START DATA EXTRACT

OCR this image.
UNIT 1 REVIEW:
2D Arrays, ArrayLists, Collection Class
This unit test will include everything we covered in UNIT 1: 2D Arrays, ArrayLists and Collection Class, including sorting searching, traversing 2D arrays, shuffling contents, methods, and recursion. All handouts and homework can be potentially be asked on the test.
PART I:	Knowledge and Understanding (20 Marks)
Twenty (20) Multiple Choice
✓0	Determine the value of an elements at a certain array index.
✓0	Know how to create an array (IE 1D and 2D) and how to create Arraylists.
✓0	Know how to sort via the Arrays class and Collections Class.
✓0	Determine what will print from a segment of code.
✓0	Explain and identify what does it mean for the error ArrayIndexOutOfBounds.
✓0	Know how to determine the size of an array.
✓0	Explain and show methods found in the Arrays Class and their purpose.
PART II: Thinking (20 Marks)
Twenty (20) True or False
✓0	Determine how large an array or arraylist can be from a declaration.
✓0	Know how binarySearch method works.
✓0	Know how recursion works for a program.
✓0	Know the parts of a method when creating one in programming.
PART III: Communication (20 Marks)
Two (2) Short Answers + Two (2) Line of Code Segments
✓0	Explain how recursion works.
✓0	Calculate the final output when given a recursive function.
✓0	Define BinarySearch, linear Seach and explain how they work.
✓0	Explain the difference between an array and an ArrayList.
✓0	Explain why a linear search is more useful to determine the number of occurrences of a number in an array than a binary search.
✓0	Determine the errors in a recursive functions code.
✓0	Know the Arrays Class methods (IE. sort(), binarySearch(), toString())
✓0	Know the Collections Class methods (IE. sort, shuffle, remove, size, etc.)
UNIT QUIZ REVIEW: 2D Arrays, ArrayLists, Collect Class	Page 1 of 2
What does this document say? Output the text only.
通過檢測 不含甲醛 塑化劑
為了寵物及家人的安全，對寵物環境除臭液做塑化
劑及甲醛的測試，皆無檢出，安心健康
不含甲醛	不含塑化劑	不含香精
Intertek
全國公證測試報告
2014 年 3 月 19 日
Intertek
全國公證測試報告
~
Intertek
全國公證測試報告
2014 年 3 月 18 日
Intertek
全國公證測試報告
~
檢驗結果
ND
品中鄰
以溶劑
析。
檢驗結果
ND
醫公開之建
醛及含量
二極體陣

END DATA EXTRACT

REQUIRED WORK: Output the line that contains "What does this", followed by every later line in the listing, with no line omitted and none added.

THE ANSWER:
What does this document say? Output the text only.
通過檢測 不含甲醛 塑化劑
為了寵物及家人的安全，對寵物環境除臭液做塑化
劑及甲醛的測試，皆無檢出，安心健康
不含甲醛	不含塑化劑	不含香精
Intertek
全國公證測試報告
2014 年 3 月 19 日
Intertek
全國公證測試報告
~
Intertek
全國公證測試報告
2014 年 3 月 18 日
Intertek
全國公證測試報告
~
檢驗結果
ND
品中鄰
以溶劑
析。
檢驗結果
ND
醫公開之建
醛及含量
二極體陣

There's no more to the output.